Carly comes to visit! Part 2 – Laguna LLaganuco, Chavin Ruins, y mas!

We cruised down the bumpy road heading towards the town of Yungay.

Along the way we stopped to have some lunch. They had a full menu of Andes treats. Guinea Pigs, Stream trout, pork, and hen.

They also had Alpaca on the menu but after seeing these cute dudes roaming around in the backyard of the place. I just couldn’t pull the trigger.

Plenty of Canchas (Kind of a Peruvian popcorn) and Coca tea were consumed though. It really does help with the altitude sickness at these heights.

We ate up and headed down the road to the town of Yungay.

Yungay while seemingly a thriving town today, has a very sad history. It was here in Yungay that 25,000 people lost their lives during the great earthquake of 1970. The quake dislodged 1/4 of the mountain top sending 50 million cubic meters of debris flying down the hillside at speeds over 400 KMH. The entire town was buried alive before they even knew what hit them. Only the tops of a few tall palms remained after the landslide.

We followed a small dirt road up above the new town headed towards Llaganuco Lodge. Passing more rural life along the way.

Sheep pelts drying in the sun… and a satellite dish of course. You don’t want to miss the latest “YO SOY!”. The Peruvian version of American Idol. Which, if you can imagine, is somehow even worse than that drivel they put on in the states.

We arrive at the LLaganuco Lodge… after getting lost for about an hour. Hey Charlie, invest in a sign will ya!?

We posted up camp and explored the beautiful grounds. Charlie really has an amazing slice of land wayyyy off the grid up here in the highlands just below the Lagunas Llaganuco.

Who needs a newspaper with views like these?

We hung out with Charlies’ 2 Rodesian Ridgebacks. They do a good job of keeping the property safe.

Next morning we headed up the trail on foot to the lagunas, located about an hour walk from the lodge.

At the lake info center they had a creepy display of some native animals. Including this horribly stuffed mountain derp lion.

Luckily the lake itself more than made up for the derp lion.

The steep gorge walls plunged directly into the azure glacial waters. Quite a sight.

After exploring the lake a bit we took a small footpath through a forest of Queñoa trees. They are more popularly known as Polyepis trees and are native to the Andes mountains. Their flaky red bark and twisting shapes reminded me of the Manzanita trees back home in the Sierra mountains.

Lauren climbed up a huge boulder for a better look down the valley.

Exercise requirements:
1/ List the Andes treats that the blog post names as making up the full menu at the lunch stop.
2/ In the listing, switch "slide-title" to "page-title" in every line from the first one up to and including the line containing "note-line-2: (2) not". Give back only those lines, with nothing else changed.

Supplied records:
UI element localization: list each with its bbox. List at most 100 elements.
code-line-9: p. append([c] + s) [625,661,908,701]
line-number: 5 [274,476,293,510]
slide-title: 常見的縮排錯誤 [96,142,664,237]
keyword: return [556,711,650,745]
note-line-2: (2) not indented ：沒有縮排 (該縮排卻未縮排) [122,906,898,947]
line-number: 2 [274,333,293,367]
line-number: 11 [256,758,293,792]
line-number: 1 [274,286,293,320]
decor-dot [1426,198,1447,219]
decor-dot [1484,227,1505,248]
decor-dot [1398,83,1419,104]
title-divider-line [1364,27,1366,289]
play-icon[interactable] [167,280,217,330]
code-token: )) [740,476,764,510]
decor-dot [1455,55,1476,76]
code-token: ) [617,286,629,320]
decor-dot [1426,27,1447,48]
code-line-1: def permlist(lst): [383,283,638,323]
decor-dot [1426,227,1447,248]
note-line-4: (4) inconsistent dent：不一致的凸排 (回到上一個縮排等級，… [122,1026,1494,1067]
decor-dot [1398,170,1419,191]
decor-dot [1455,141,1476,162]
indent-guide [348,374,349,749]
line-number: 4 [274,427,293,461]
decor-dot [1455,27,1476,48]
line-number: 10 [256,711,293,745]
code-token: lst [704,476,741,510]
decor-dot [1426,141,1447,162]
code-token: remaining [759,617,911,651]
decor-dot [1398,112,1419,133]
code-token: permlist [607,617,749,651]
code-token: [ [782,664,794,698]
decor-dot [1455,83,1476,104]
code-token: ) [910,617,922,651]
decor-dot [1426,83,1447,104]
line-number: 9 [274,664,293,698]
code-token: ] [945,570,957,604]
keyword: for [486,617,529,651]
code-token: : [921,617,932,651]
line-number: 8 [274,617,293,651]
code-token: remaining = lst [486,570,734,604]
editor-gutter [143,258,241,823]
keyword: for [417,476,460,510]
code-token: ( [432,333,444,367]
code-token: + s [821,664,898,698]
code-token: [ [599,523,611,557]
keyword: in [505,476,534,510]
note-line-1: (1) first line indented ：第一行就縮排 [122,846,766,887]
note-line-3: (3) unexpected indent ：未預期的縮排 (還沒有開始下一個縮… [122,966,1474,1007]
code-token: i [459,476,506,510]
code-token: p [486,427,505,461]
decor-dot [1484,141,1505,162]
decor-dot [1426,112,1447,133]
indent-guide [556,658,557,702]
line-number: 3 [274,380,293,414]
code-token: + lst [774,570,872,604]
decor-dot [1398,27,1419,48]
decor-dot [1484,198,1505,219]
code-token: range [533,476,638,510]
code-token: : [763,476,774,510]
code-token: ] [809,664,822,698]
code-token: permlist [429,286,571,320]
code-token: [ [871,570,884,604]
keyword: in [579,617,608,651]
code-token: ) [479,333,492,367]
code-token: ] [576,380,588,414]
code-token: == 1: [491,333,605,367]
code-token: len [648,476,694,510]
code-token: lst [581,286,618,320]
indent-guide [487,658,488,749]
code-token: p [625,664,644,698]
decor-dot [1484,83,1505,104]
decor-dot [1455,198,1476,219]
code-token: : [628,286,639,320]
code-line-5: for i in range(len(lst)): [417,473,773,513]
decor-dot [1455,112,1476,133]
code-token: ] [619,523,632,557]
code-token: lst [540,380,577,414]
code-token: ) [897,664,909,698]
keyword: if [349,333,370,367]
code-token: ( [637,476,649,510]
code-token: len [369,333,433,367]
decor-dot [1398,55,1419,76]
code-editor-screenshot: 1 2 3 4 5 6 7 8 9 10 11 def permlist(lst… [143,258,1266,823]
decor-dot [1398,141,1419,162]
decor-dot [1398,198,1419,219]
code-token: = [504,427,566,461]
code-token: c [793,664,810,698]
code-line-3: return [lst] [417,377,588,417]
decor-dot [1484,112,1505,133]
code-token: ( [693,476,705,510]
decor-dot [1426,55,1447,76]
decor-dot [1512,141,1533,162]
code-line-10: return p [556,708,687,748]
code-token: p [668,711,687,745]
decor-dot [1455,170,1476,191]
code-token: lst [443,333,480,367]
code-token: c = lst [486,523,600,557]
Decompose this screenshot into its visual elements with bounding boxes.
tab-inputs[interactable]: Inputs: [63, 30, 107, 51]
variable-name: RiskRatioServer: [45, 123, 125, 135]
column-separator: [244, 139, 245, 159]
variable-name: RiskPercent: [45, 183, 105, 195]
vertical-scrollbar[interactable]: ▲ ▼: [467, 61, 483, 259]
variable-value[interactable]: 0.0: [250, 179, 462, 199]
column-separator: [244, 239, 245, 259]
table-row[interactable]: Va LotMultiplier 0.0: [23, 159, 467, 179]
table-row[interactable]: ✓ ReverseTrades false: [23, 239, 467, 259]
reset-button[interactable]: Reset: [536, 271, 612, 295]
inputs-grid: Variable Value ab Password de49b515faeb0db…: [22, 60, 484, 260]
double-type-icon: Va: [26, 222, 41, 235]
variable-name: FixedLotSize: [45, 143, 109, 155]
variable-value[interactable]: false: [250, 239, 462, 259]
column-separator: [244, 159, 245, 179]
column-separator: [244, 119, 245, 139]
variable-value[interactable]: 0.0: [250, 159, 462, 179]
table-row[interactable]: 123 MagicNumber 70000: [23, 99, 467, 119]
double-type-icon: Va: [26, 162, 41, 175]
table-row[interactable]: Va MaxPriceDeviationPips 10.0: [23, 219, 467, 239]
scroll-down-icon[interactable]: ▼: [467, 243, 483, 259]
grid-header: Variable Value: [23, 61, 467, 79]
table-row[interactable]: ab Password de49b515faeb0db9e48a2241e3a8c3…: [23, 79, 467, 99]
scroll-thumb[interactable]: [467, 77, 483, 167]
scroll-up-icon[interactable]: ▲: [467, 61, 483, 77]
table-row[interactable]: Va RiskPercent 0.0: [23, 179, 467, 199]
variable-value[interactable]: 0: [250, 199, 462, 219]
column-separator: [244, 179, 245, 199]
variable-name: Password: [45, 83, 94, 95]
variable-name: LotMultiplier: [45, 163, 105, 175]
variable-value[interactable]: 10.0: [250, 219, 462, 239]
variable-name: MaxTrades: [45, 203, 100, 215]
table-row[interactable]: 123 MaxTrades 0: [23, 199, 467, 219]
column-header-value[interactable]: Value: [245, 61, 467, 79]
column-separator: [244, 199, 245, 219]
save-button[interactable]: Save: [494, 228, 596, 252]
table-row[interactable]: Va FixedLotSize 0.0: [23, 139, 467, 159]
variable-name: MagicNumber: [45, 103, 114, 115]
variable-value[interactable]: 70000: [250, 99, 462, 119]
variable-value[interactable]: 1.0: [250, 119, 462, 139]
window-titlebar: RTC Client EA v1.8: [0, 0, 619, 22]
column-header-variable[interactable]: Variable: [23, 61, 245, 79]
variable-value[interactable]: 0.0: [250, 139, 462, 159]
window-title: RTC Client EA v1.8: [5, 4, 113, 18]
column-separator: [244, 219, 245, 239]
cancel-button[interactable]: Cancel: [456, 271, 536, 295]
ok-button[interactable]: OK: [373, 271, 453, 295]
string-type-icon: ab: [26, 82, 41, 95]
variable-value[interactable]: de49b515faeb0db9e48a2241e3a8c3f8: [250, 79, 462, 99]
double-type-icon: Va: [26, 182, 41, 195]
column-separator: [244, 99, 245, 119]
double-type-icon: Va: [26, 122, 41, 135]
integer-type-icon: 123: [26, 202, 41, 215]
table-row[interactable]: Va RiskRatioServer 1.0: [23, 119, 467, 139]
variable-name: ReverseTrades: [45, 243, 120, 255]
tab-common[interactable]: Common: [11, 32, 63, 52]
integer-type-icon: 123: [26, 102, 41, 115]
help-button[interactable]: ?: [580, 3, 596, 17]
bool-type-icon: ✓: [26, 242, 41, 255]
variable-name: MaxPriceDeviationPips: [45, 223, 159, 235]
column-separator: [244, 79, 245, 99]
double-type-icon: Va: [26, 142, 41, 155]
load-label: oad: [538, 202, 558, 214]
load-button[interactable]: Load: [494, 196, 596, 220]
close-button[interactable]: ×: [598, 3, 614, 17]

Solutions:
1/ Guinea Pigs, Stream trout, pork, and hen

2/
UI element localization: list each with its bbox. List at most 100 elements.
code-line-9: p. append([c] + s) [625,661,908,701]
line-number: 5 [274,476,293,510]
page-title: 常見的縮排錯誤 [96,142,664,237]
keyword: return [556,711,650,745]
note-line-2: (2) not indented ：沒有縮排 (該縮排卻未縮排) [122,906,898,947]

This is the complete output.